_Exercise goal_
Give the data below again exactly as it stands. Omit the pictures.

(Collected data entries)

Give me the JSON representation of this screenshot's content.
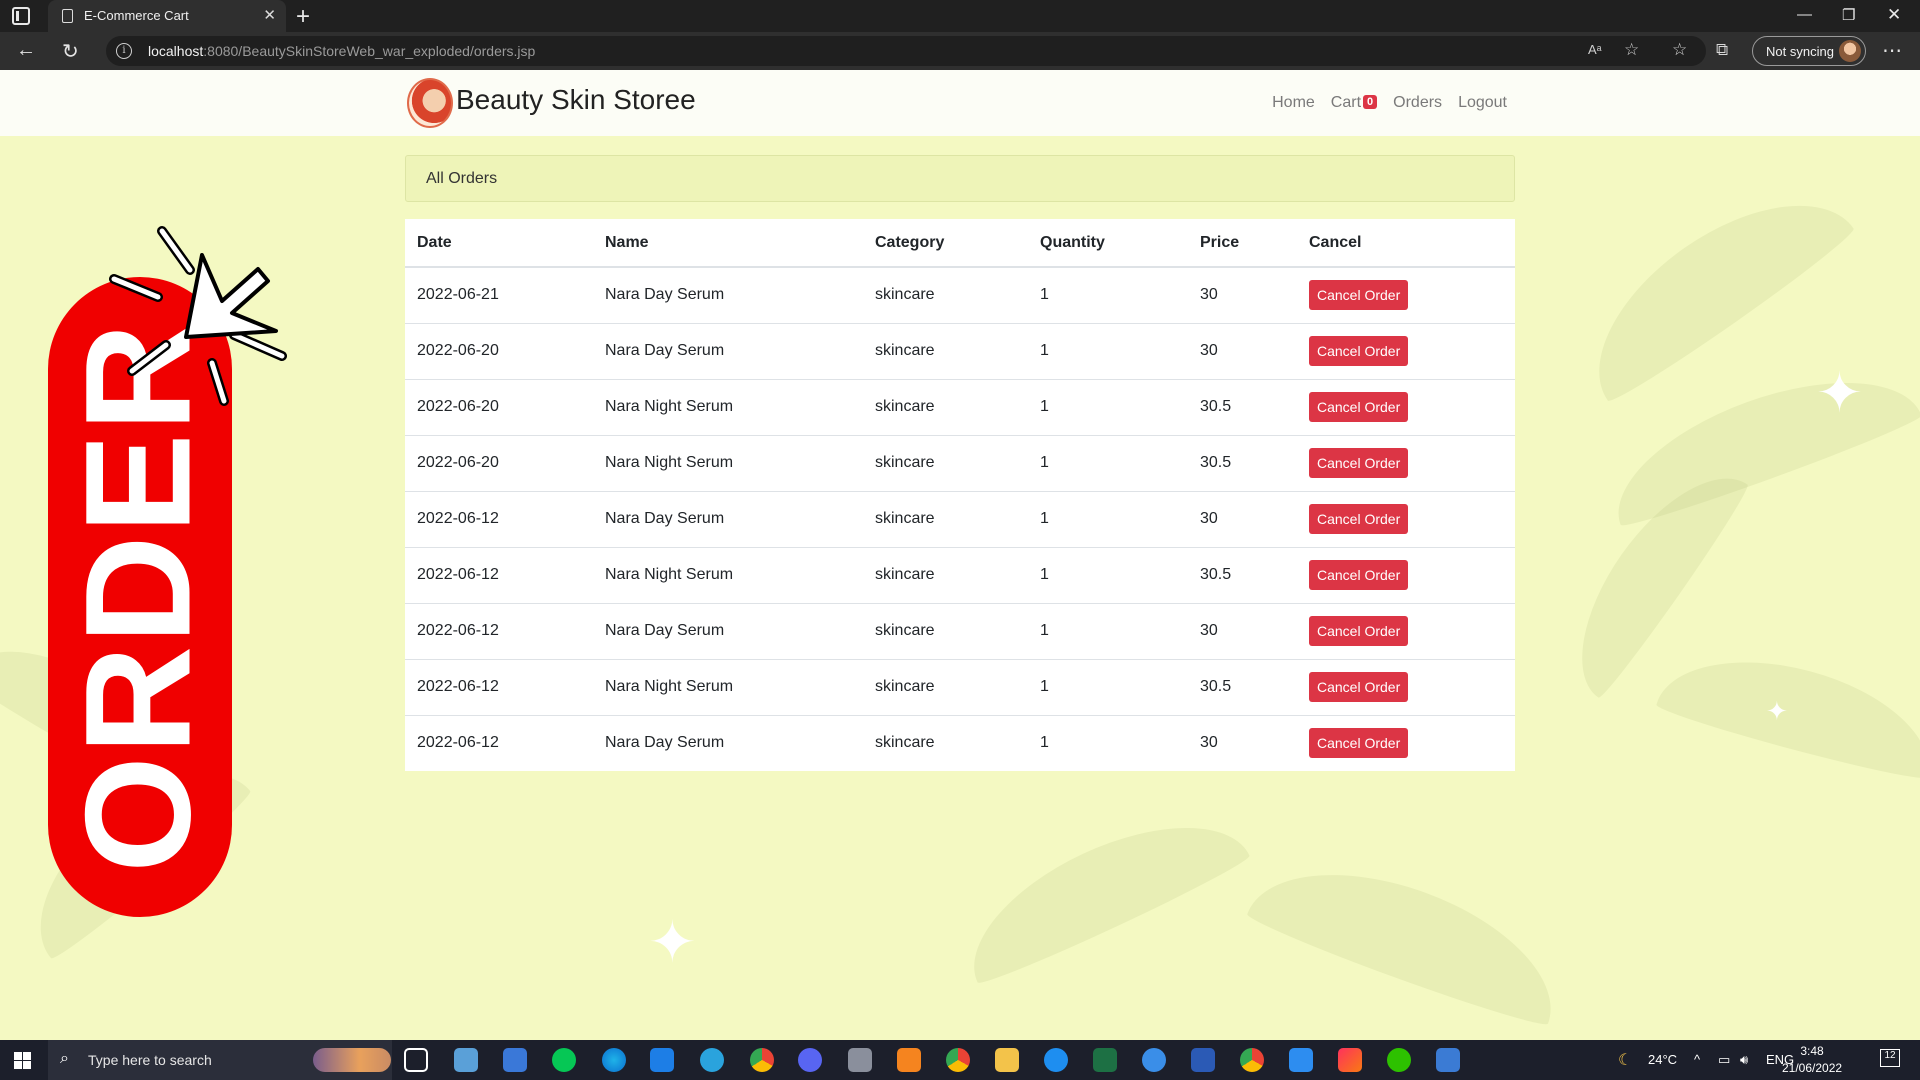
{
  "browser": {
    "tab_title": "E-Commerce Cart",
    "url_host": "localhost",
    "url_rest": ":8080/BeautySkinStoreWeb_war_exploded/orders.jsp",
    "sync_label": "Not syncing"
  },
  "site": {
    "brand": "Beauty Skin Storee",
    "nav": {
      "home": "Home",
      "cart": "Cart",
      "cart_count": "0",
      "orders": "Orders",
      "logout": "Logout"
    }
  },
  "orders": {
    "header": "All Orders",
    "columns": [
      "Date",
      "Name",
      "Category",
      "Quantity",
      "Price",
      "Cancel"
    ],
    "cancel_label": "Cancel Order",
    "rows": [
      {
        "date": "2022-06-21",
        "name": "Nara Day Serum",
        "category": "skincare",
        "quantity": "1",
        "price": "30"
      },
      {
        "date": "2022-06-20",
        "name": "Nara Day Serum",
        "category": "skincare",
        "quantity": "1",
        "price": "30"
      },
      {
        "date": "2022-06-20",
        "name": "Nara Night Serum",
        "category": "skincare",
        "quantity": "1",
        "price": "30.5"
      },
      {
        "date": "2022-06-20",
        "name": "Nara Night Serum",
        "category": "skincare",
        "quantity": "1",
        "price": "30.5"
      },
      {
        "date": "2022-06-12",
        "name": "Nara Day Serum",
        "category": "skincare",
        "quantity": "1",
        "price": "30"
      },
      {
        "date": "2022-06-12",
        "name": "Nara Night Serum",
        "category": "skincare",
        "quantity": "1",
        "price": "30.5"
      },
      {
        "date": "2022-06-12",
        "name": "Nara Day Serum",
        "category": "skincare",
        "quantity": "1",
        "price": "30"
      },
      {
        "date": "2022-06-12",
        "name": "Nara Night Serum",
        "category": "skincare",
        "quantity": "1",
        "price": "30.5"
      },
      {
        "date": "2022-06-12",
        "name": "Nara Day Serum",
        "category": "skincare",
        "quantity": "1",
        "price": "30"
      }
    ]
  },
  "decor": {
    "order_word": "ORDER"
  },
  "taskbar": {
    "search_placeholder": "Type here to search",
    "weather": "24°C",
    "language": "ENG",
    "time": "3:48",
    "date": "21/06/2022",
    "notifications": "12"
  },
  "colors": {
    "page_bg": "#f4f9c2",
    "danger": "#dc3545",
    "order_red": "#f00000"
  }
}
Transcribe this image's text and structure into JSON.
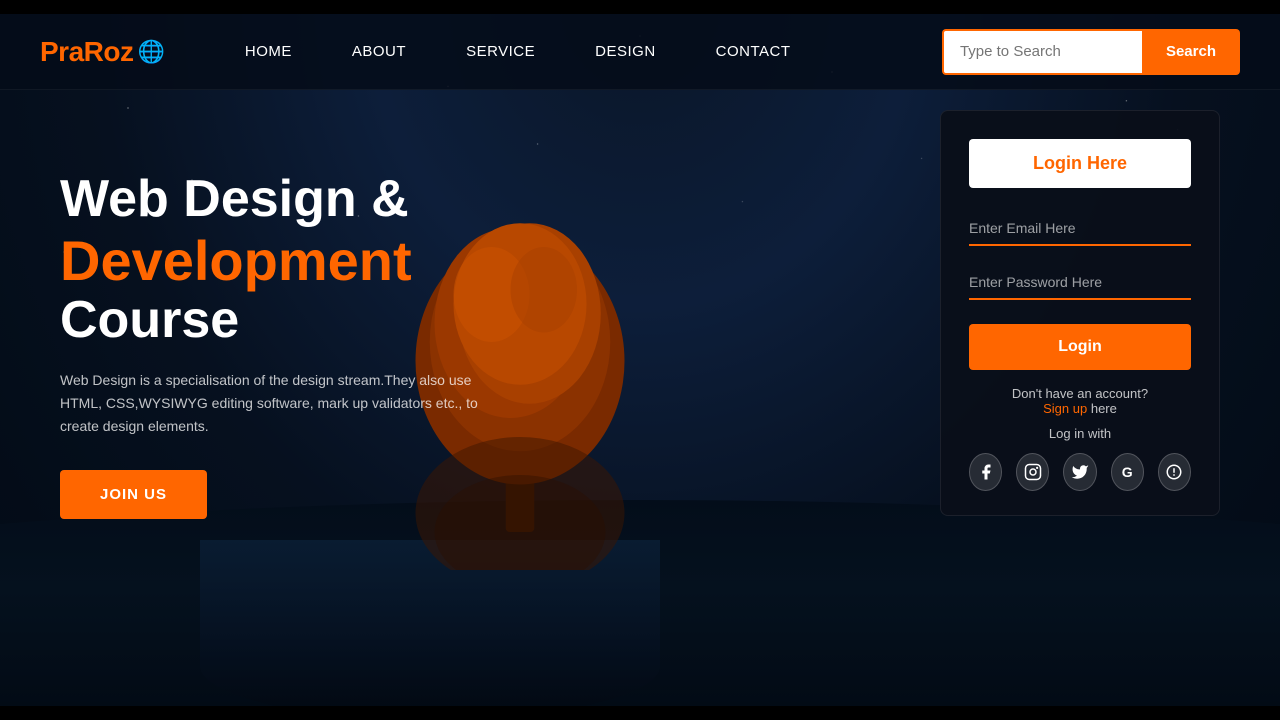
{
  "brand": {
    "name": "PraRoz",
    "globe": "🌐"
  },
  "navbar": {
    "links": [
      {
        "label": "HOME",
        "id": "home"
      },
      {
        "label": "ABOUT",
        "id": "about"
      },
      {
        "label": "SERVICE",
        "id": "service"
      },
      {
        "label": "DESIGN",
        "id": "design"
      },
      {
        "label": "CONTACT",
        "id": "contact"
      }
    ],
    "search": {
      "placeholder": "Type to Search",
      "button_label": "Search"
    }
  },
  "hero": {
    "title_line1": "Web Design &",
    "title_line2": "Development",
    "title_line3": "Course",
    "description": "Web Design is a specialisation of the design stream.They also use HTML, CSS,WYSIWYG editing software, mark up validators etc., to create design elements.",
    "join_button": "JOIN US"
  },
  "login_card": {
    "header_button": "Login Here",
    "email_placeholder": "Enter Email Here",
    "password_placeholder": "Enter Password Here",
    "login_button": "Login",
    "no_account_text": "Don't have an account?",
    "signup_link": "Sign up",
    "signup_suffix": " here",
    "login_with_text": "Log in with",
    "social_icons": [
      {
        "name": "facebook-icon",
        "symbol": "f"
      },
      {
        "name": "instagram-icon",
        "symbol": "📷"
      },
      {
        "name": "twitter-icon",
        "symbol": "𝕏"
      },
      {
        "name": "google-icon",
        "symbol": "G"
      },
      {
        "name": "skype-icon",
        "symbol": "S"
      }
    ]
  },
  "colors": {
    "accent": "#ff6600",
    "bg_dark": "#060e1c",
    "card_bg": "rgba(10,15,25,0.95)"
  }
}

_Solution for this task_
Give me the JSON representation of this screenshot's content.
{
  "browser": {
    "tab_title": "E-Commerce Cart",
    "url_host": "localhost",
    "url_rest": ":8080/BeautySkinStoreWeb_war_exploded/orders.jsp",
    "sync_label": "Not syncing"
  },
  "site": {
    "brand": "Beauty Skin Storee",
    "nav": {
      "home": "Home",
      "cart": "Cart",
      "cart_count": "0",
      "orders": "Orders",
      "logout": "Logout"
    }
  },
  "orders": {
    "header": "All Orders",
    "columns": [
      "Date",
      "Name",
      "Category",
      "Quantity",
      "Price",
      "Cancel"
    ],
    "cancel_label": "Cancel Order",
    "rows": [
      {
        "date": "2022-06-21",
        "name": "Nara Day Serum",
        "category": "skincare",
        "quantity": "1",
        "price": "30"
      },
      {
        "date": "2022-06-20",
        "name": "Nara Day Serum",
        "category": "skincare",
        "quantity": "1",
        "price": "30"
      },
      {
        "date": "2022-06-20",
        "name": "Nara Night Serum",
        "category": "skincare",
        "quantity": "1",
        "price": "30.5"
      },
      {
        "date": "2022-06-20",
        "name": "Nara Night Serum",
        "category": "skincare",
        "quantity": "1",
        "price": "30.5"
      },
      {
        "date": "2022-06-12",
        "name": "Nara Day Serum",
        "category": "skincare",
        "quantity": "1",
        "price": "30"
      },
      {
        "date": "2022-06-12",
        "name": "Nara Night Serum",
        "category": "skincare",
        "quantity": "1",
        "price": "30.5"
      },
      {
        "date": "2022-06-12",
        "name": "Nara Day Serum",
        "category": "skincare",
        "quantity": "1",
        "price": "30"
      },
      {
        "date": "2022-06-12",
        "name": "Nara Night Serum",
        "category": "skincare",
        "quantity": "1",
        "price": "30.5"
      },
      {
        "date": "2022-06-12",
        "name": "Nara Day Serum",
        "category": "skincare",
        "quantity": "1",
        "price": "30"
      }
    ]
  },
  "decor": {
    "order_word": "ORDER"
  },
  "taskbar": {
    "search_placeholder": "Type here to search",
    "weather": "24°C",
    "language": "ENG",
    "time": "3:48",
    "date": "21/06/2022",
    "notifications": "12"
  },
  "colors": {
    "page_bg": "#f4f9c2",
    "danger": "#dc3545",
    "order_red": "#f00000"
  }
}
Transcribe this image's text and structure into JSON.
{
  "brand": {
    "name": "PraRoz",
    "globe": "🌐"
  },
  "navbar": {
    "links": [
      {
        "label": "HOME",
        "id": "home"
      },
      {
        "label": "ABOUT",
        "id": "about"
      },
      {
        "label": "SERVICE",
        "id": "service"
      },
      {
        "label": "DESIGN",
        "id": "design"
      },
      {
        "label": "CONTACT",
        "id": "contact"
      }
    ],
    "search": {
      "placeholder": "Type to Search",
      "button_label": "Search"
    }
  },
  "hero": {
    "title_line1": "Web Design &",
    "title_line2": "Development",
    "title_line3": "Course",
    "description": "Web Design is a specialisation of the design stream.They also use HTML, CSS,WYSIWYG editing software, mark up validators etc., to create design elements.",
    "join_button": "JOIN US"
  },
  "login_card": {
    "header_button": "Login Here",
    "email_placeholder": "Enter Email Here",
    "password_placeholder": "Enter Password Here",
    "login_button": "Login",
    "no_account_text": "Don't have an account?",
    "signup_link": "Sign up",
    "signup_suffix": " here",
    "login_with_text": "Log in with",
    "social_icons": [
      {
        "name": "facebook-icon",
        "symbol": "f"
      },
      {
        "name": "instagram-icon",
        "symbol": "📷"
      },
      {
        "name": "twitter-icon",
        "symbol": "𝕏"
      },
      {
        "name": "google-icon",
        "symbol": "G"
      },
      {
        "name": "skype-icon",
        "symbol": "S"
      }
    ]
  },
  "colors": {
    "accent": "#ff6600",
    "bg_dark": "#060e1c",
    "card_bg": "rgba(10,15,25,0.95)"
  }
}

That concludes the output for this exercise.